** BEGIN Page excerpt **
The erosion process:

1. Smooth the data (using Shapiro kernel by default)
2. Fill NaN values with smoothed values
3. Repeat for specified number of iterations

You can also erode until a specific mask is satisfied:

.. ipython:: python

    # Define a target mask (True = should remain masked)
    target_mask = xr.DataArray(
        np.zeros((50, 70), dtype=bool),
        dims=('y', 'x')
    )
    target_mask.values[25:27, 35:37] = True  # Keep small region masked

    # Erode until only target_mask regions remain masked
    eroded = xoa.filter.erode_mask(data_with_mask, until=target_mask)

Coast erosion
-------------

The :func:`~xoa.filter.erode_coast` function is specialized for horizontal
(geographic) dimensions and automatically identifies X and Y dimensions:

.. ipython:: python

    # Create data with land mask
    lon = xr.DataArray(np.linspace(-10, 0, 70), dims='lon')
    lat = xr.DataArray(np.linspace(40, 50, 50), dims='lat')

    sst = xr.DataArray(
        np.random.normal(15, 2, size=(50, 70)),
        coords={'lat': lat, 'lon': lon},
        dims=('lat', 'lon'),
        name='sst'
    )

    # Add coastal mask
    sst.values[:, :10] = np.nan  # "land" on the left

    # Fill coastal regions
    sst_filled = xoa.filter.erode_coast(sst, until=5)

The function automatically:

- Identifies longitude and latitude dimensions using CF conventions
- Uses Shapiro kernel on horizontal dimensions only
- Preserves vertical or temporal dimensions


.. _indepth.filtering.decimation:

Data decimation
===============

When working with very dense observational data (e.g., satellite altimetry,
drifter trajectories), it's often necessary to reduce the number of points
while preserving spatial coverage. The :func:`~xoa.filter.decimate` function
provides intelligent spatial undersampling.
** END Page excerpt **
** BEGIN Data supplied **
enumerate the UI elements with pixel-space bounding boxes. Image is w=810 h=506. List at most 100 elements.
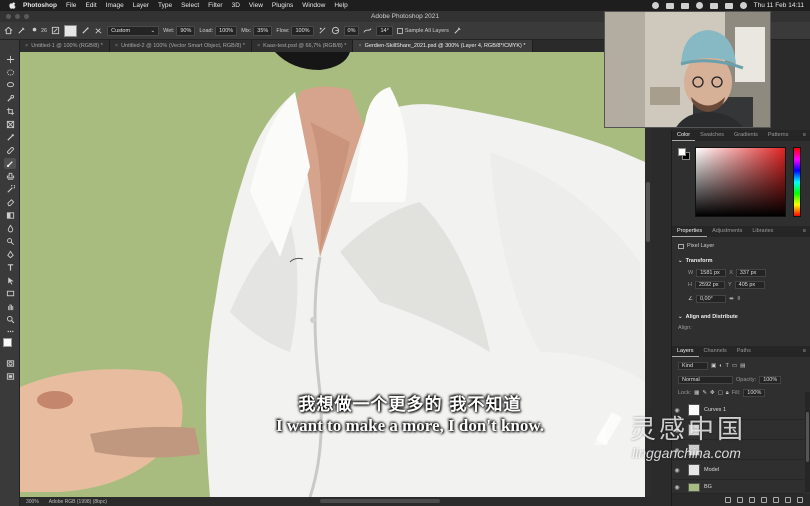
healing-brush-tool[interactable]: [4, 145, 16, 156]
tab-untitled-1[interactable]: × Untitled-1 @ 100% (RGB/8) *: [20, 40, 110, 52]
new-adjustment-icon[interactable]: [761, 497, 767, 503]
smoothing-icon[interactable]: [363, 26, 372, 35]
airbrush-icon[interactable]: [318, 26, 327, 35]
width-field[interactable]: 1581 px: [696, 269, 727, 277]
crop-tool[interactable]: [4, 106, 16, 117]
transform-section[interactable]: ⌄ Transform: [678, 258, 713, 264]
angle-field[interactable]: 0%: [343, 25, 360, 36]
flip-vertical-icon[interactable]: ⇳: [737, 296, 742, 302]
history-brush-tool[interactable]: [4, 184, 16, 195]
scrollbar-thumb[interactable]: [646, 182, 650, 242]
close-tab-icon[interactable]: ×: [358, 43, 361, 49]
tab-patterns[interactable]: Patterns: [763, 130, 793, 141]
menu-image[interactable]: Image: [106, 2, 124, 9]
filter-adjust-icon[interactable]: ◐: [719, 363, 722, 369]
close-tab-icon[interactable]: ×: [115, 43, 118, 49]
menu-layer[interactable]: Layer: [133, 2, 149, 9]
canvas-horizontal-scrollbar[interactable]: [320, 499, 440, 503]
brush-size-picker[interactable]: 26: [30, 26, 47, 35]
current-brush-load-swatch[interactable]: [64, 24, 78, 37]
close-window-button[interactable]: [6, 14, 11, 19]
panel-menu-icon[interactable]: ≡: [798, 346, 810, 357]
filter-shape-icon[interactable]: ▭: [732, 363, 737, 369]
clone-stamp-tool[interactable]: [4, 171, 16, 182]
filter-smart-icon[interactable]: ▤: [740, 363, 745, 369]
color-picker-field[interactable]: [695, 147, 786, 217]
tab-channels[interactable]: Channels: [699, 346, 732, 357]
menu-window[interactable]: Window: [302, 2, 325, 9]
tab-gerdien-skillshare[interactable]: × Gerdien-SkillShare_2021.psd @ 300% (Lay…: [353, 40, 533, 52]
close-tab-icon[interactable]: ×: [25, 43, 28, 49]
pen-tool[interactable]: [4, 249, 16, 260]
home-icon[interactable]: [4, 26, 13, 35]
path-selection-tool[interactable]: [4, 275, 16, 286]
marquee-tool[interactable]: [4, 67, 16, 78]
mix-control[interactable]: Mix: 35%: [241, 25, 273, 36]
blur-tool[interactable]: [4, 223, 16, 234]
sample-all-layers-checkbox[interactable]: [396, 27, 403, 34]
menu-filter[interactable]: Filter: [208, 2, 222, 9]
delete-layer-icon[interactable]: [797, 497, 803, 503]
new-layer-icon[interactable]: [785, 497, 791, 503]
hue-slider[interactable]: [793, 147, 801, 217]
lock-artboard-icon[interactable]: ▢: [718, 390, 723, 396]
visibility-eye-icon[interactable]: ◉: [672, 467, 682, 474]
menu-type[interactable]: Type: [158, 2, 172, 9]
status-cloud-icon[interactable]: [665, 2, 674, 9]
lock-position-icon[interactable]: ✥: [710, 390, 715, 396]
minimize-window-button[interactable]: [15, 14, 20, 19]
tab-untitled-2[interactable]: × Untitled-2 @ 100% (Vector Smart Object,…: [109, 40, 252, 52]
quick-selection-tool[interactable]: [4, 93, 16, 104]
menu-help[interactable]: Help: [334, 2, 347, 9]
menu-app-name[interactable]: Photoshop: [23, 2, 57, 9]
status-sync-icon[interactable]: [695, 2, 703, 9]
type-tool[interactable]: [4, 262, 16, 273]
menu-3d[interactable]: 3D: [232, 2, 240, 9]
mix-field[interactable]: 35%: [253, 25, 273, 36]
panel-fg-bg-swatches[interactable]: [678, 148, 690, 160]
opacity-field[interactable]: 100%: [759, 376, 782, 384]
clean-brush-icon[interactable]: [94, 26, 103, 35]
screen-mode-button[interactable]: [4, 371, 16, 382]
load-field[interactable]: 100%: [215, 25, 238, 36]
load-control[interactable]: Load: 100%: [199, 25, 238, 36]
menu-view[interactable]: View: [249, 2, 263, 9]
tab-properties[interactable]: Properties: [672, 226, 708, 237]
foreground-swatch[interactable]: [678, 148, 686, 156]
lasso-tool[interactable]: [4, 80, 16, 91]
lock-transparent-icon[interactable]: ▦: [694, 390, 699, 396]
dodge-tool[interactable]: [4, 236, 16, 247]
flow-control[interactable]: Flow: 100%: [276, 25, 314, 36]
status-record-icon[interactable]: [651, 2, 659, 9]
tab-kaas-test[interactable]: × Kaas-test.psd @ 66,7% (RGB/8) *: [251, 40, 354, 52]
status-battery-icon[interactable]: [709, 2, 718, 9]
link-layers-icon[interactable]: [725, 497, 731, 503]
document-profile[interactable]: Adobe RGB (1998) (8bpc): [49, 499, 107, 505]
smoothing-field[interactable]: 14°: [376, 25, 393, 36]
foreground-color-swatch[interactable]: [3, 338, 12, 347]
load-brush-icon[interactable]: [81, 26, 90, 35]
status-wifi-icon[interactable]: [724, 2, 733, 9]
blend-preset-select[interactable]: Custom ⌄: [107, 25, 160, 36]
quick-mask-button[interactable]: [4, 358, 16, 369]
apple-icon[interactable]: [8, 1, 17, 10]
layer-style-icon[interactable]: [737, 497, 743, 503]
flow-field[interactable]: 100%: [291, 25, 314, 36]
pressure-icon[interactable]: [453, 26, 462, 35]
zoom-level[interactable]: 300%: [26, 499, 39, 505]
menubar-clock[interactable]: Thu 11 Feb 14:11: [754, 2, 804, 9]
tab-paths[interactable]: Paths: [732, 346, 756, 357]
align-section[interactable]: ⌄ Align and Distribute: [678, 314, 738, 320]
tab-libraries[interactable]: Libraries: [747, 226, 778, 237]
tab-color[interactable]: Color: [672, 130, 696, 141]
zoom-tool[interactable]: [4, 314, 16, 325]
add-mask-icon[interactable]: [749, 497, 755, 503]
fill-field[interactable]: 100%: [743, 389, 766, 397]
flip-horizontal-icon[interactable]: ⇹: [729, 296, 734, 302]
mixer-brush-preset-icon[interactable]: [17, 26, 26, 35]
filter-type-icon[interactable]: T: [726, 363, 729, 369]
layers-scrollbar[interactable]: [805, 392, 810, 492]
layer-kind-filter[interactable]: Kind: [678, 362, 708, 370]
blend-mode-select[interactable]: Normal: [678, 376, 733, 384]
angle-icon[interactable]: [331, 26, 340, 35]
** END Data supplied **
** BEGIN Data supplied **
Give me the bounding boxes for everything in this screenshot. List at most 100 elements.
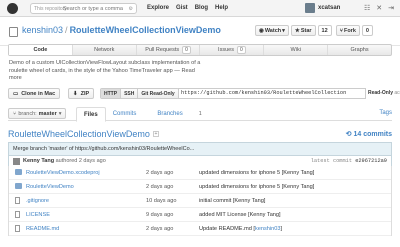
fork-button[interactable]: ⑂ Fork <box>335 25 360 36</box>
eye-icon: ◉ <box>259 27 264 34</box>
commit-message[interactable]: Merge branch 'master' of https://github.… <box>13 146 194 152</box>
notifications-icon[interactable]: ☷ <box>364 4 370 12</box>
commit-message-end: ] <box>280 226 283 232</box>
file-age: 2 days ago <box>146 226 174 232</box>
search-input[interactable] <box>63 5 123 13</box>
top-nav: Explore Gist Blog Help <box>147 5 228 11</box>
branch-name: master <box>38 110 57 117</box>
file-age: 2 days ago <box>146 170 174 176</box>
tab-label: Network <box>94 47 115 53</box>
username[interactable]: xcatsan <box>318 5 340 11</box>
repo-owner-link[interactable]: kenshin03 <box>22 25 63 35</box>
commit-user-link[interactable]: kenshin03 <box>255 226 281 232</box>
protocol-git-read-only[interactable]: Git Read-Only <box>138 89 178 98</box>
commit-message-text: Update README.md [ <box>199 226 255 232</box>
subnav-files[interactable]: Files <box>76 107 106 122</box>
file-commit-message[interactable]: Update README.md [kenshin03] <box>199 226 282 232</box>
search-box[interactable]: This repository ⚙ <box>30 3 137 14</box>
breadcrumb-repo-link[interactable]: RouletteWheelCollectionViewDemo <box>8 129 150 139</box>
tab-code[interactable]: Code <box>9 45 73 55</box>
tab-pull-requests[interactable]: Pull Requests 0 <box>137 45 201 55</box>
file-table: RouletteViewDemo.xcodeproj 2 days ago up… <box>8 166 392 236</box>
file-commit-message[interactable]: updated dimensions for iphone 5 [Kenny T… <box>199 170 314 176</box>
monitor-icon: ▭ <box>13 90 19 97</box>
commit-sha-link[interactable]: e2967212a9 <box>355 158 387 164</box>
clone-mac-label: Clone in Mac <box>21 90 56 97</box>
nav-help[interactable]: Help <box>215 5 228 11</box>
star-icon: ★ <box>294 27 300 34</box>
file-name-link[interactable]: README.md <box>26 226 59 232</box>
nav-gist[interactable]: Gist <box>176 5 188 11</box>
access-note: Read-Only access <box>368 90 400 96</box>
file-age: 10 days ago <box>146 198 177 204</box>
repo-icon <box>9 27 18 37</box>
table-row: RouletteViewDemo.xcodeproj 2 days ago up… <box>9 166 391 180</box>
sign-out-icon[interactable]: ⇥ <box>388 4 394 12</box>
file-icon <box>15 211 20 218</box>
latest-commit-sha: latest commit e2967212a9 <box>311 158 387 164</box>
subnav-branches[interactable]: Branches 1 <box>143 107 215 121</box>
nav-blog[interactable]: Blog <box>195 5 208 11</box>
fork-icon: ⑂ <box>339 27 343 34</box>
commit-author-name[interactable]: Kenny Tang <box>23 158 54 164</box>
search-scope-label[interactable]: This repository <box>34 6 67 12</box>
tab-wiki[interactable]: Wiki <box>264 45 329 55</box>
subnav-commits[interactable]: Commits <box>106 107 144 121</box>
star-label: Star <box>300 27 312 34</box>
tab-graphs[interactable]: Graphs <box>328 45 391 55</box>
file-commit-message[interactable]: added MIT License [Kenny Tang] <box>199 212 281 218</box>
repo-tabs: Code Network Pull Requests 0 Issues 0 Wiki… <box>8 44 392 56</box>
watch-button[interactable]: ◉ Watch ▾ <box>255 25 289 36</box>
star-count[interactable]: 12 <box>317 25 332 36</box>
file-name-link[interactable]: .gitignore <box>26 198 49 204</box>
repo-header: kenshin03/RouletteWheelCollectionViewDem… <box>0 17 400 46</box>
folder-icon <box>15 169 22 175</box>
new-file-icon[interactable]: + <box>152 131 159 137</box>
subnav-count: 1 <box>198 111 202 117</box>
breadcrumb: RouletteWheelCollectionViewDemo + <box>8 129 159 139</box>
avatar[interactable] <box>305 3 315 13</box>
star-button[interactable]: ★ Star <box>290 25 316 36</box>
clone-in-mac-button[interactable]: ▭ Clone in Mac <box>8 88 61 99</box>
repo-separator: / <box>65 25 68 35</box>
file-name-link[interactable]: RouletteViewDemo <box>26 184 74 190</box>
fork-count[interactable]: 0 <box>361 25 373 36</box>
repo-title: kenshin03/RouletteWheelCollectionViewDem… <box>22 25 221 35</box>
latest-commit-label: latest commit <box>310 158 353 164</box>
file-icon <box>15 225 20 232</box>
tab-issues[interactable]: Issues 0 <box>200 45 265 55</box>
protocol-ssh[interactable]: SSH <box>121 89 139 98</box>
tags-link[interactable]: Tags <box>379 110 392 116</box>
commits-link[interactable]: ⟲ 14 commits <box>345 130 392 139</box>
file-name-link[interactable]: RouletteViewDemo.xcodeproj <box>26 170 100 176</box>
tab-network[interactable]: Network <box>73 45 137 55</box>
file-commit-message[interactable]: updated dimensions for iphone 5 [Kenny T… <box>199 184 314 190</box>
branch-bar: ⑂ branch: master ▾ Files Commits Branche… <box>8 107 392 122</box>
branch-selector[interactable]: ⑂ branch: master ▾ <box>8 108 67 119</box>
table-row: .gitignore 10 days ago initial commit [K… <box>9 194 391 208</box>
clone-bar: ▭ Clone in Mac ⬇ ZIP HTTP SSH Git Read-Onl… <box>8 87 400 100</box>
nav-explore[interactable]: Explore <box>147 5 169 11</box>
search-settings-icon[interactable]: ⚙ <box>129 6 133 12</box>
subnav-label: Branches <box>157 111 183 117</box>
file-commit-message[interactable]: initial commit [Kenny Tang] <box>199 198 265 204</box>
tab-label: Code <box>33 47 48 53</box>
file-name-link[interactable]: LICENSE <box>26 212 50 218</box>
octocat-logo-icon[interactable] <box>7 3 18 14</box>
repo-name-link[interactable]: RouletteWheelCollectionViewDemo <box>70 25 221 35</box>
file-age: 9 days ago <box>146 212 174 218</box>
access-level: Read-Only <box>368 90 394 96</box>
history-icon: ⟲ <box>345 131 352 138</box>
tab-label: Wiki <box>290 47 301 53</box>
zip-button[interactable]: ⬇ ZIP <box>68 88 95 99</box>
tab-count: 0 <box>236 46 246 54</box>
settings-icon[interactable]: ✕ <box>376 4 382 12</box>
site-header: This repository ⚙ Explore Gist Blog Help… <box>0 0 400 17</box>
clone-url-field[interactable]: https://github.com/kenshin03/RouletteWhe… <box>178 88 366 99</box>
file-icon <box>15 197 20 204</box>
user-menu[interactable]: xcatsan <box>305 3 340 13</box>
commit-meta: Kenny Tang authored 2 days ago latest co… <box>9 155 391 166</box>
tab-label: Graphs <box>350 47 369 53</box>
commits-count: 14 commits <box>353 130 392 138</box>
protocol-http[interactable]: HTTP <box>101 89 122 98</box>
** END Data supplied **
** BEGIN Data supplied **
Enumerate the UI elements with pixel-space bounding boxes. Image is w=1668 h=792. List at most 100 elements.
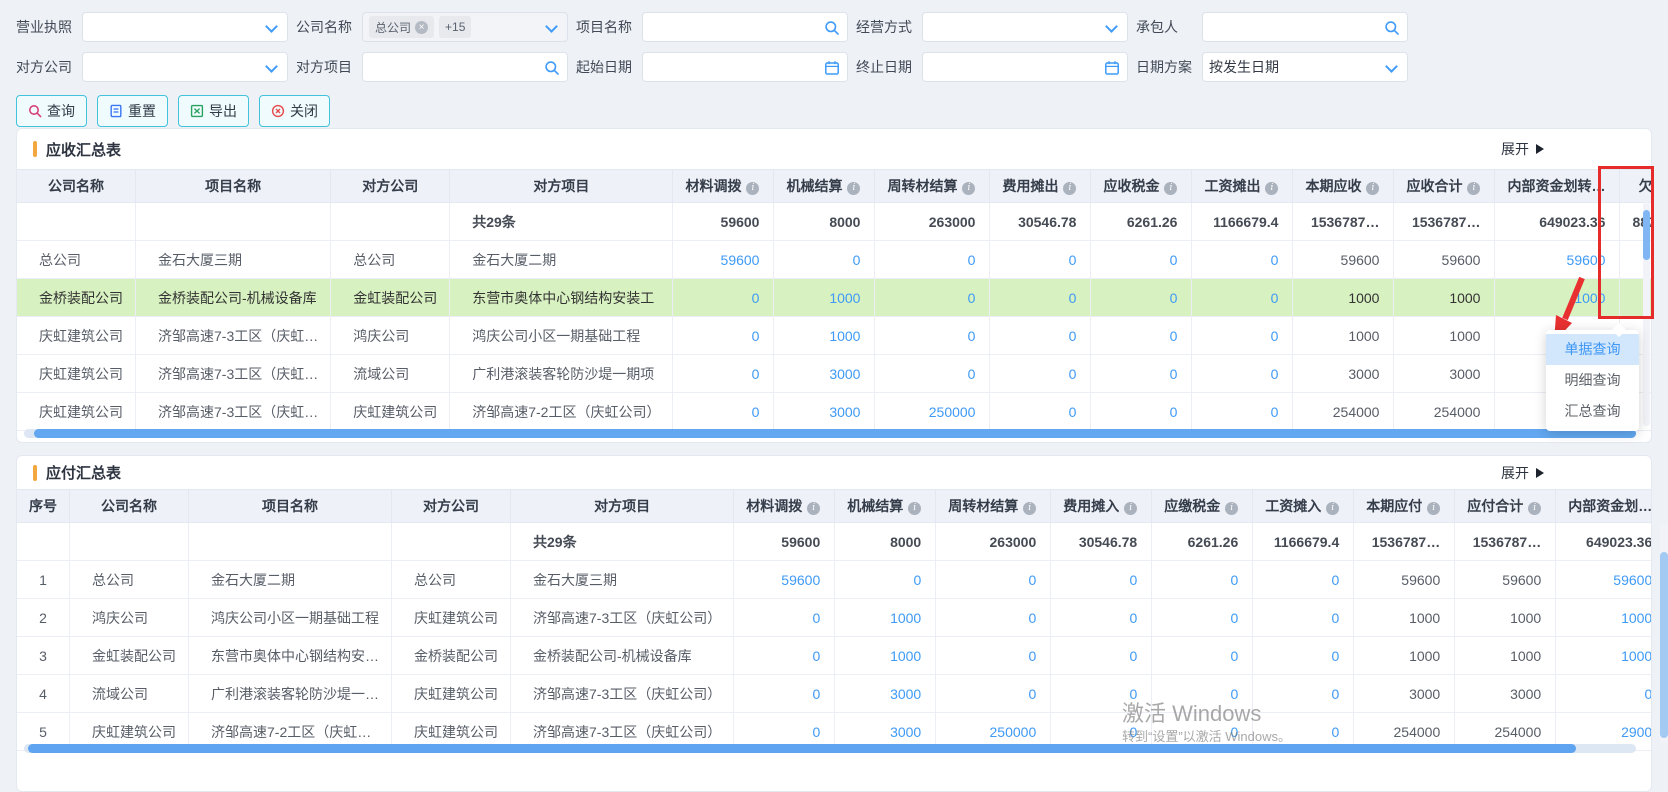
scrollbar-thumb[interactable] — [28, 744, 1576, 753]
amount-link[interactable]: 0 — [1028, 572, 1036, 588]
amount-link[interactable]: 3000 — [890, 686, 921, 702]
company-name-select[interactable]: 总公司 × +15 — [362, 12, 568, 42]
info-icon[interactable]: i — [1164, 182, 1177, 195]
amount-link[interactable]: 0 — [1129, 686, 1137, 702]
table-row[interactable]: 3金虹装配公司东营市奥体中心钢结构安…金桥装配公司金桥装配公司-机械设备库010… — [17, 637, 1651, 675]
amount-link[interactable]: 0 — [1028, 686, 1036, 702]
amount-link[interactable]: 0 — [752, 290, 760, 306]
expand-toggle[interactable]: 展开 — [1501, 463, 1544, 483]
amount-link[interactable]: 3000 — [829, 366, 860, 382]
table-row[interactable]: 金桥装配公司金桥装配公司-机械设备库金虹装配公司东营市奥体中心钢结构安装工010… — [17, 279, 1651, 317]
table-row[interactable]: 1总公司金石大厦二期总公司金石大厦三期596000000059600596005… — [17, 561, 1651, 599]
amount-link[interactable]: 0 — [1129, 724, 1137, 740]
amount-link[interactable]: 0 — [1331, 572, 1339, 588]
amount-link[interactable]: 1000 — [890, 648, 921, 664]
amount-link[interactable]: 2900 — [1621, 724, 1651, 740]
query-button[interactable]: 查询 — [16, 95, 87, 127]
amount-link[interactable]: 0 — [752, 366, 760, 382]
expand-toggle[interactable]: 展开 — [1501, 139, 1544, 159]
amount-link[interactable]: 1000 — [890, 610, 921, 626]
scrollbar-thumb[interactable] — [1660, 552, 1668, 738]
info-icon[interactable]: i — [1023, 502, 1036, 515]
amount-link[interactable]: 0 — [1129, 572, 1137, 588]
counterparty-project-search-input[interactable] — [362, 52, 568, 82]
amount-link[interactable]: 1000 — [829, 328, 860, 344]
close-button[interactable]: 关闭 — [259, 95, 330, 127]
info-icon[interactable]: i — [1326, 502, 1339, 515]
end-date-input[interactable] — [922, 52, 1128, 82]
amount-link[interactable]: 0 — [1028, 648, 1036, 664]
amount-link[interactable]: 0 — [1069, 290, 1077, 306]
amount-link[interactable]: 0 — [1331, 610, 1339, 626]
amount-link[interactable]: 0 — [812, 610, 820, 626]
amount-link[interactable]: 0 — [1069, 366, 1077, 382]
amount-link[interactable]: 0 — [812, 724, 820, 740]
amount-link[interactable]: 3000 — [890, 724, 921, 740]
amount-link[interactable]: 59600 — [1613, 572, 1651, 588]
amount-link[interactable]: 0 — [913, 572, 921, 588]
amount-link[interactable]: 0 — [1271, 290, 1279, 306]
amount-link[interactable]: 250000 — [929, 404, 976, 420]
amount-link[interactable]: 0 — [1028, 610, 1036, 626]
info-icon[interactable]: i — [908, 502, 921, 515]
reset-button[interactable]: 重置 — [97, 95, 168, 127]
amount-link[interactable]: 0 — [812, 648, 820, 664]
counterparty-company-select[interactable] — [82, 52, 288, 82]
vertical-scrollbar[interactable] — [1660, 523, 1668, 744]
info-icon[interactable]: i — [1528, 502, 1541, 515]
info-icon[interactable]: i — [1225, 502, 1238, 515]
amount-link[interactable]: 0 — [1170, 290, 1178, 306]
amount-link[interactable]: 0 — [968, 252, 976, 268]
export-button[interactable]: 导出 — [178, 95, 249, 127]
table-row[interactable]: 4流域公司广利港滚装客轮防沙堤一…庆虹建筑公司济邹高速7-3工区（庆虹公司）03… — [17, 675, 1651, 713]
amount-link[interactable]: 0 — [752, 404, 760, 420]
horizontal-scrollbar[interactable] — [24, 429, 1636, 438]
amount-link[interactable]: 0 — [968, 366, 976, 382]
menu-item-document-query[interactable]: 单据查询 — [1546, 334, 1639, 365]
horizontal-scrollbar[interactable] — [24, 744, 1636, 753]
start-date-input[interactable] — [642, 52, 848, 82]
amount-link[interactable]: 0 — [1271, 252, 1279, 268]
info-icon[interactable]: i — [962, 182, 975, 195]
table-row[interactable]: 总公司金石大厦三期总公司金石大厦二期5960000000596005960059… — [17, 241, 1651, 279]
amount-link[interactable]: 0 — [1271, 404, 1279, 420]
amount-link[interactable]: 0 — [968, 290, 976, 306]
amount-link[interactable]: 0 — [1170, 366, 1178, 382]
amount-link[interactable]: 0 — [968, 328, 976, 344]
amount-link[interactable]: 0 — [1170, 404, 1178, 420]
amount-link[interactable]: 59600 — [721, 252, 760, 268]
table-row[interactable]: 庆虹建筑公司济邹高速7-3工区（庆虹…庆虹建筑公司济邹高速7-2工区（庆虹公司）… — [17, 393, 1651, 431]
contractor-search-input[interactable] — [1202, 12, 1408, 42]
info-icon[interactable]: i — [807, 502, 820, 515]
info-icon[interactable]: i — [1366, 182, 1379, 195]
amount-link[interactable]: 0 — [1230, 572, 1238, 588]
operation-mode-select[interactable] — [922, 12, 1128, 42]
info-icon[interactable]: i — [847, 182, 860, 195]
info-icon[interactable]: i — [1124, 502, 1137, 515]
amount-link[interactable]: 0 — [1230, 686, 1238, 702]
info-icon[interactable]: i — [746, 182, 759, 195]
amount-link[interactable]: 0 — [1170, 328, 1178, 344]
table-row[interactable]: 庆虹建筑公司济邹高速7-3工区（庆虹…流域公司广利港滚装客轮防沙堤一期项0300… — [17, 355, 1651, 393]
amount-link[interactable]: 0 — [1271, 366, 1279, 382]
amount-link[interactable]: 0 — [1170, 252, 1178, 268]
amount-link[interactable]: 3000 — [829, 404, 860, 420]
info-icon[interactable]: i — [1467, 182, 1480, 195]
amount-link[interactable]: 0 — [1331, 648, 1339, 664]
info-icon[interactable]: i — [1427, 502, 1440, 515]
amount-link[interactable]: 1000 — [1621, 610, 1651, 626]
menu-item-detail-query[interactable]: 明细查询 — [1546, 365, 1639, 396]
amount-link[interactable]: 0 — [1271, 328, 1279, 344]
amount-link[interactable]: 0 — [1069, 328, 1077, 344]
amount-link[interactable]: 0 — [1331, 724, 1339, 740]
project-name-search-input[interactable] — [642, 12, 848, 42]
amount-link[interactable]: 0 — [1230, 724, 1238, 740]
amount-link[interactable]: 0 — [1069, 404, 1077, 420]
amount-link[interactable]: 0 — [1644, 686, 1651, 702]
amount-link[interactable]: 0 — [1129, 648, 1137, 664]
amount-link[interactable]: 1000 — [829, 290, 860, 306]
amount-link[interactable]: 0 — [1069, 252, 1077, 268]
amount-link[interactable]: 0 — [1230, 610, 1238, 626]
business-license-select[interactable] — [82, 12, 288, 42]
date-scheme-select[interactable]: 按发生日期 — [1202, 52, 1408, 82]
** END Data supplied **
## Exercise requirements
[1] From the erosion documentation, return the passage starting at "# Create data" and ending at "50, 50), dims='lat')", without altering any wording.
[2] In the records, take the lines starting at the one containing "fork-button[interactable]: ⑂ Fork" and ending at the one containing "clone-mac-label: Clone in", switch "Update README.md" to "Revise README.md", and give back only those lines with nothing else changed.

## Written responses
[1]
# Create data with land mask
    lon = xr.DataArray(np.linspace(-10, 0, 70), dims='lon')
    lat = xr.DataArray(np.linspace(40, 50, 50), dims='lat')

[2]
fork-button[interactable]: ⑂ Fork <box>335 25 360 36</box>
eye-icon: ◉ <box>259 27 264 34</box>
commit-message[interactable]: Merge branch 'master' of https://github.… <box>13 146 194 152</box>
notifications-icon[interactable]: ☷ <box>364 4 370 12</box>
commit-message-end: ] <box>280 226 283 232</box>
file-age: 2 days ago <box>146 226 174 232</box>
search-input[interactable] <box>63 5 123 13</box>
top-nav: Explore Gist Blog Help <box>147 5 228 11</box>
branch-name: master <box>38 110 57 117</box>
file-age: 2 days ago <box>146 170 174 176</box>
tab-label: Network <box>94 47 115 53</box>
username[interactable]: xcatsan <box>318 5 340 11</box>
repo-owner-link[interactable]: kenshin03 <box>22 25 63 35</box>
commit-user-link[interactable]: kenshin03 <box>255 226 281 232</box>
protocol-git-read-only[interactable]: Git Read-Only <box>138 89 178 98</box>
commit-message-text: Revise README.md [ <box>199 226 255 232</box>
subnav-files[interactable]: Files <box>76 107 106 122</box>
file-commit-message[interactable]: Revise README.md [kenshin03] <box>199 226 282 232</box>
search-box[interactable]: This repository ⚙ <box>30 3 137 14</box>
breadcrumb-repo-link[interactable]: RouletteWheelCollectionViewDemo <box>8 129 150 139</box>
tab-code[interactable]: Code <box>9 45 73 55</box>
tab-pull-requests[interactable]: Pull Requests 0 <box>137 45 201 55</box>
file-table: RouletteViewDemo.xcodeproj 2 days ago up… <box>8 166 392 236</box>
file-commit-message[interactable]: updated dimensions for iphone 5 [Kenny T… <box>199 170 314 176</box>
monitor-icon: ▭ <box>13 90 19 97</box>
commit-sha-link[interactable]: e2967212a9 <box>355 158 387 164</box>
clone-mac-label: Clone in Mac <box>21 90 56 97</box>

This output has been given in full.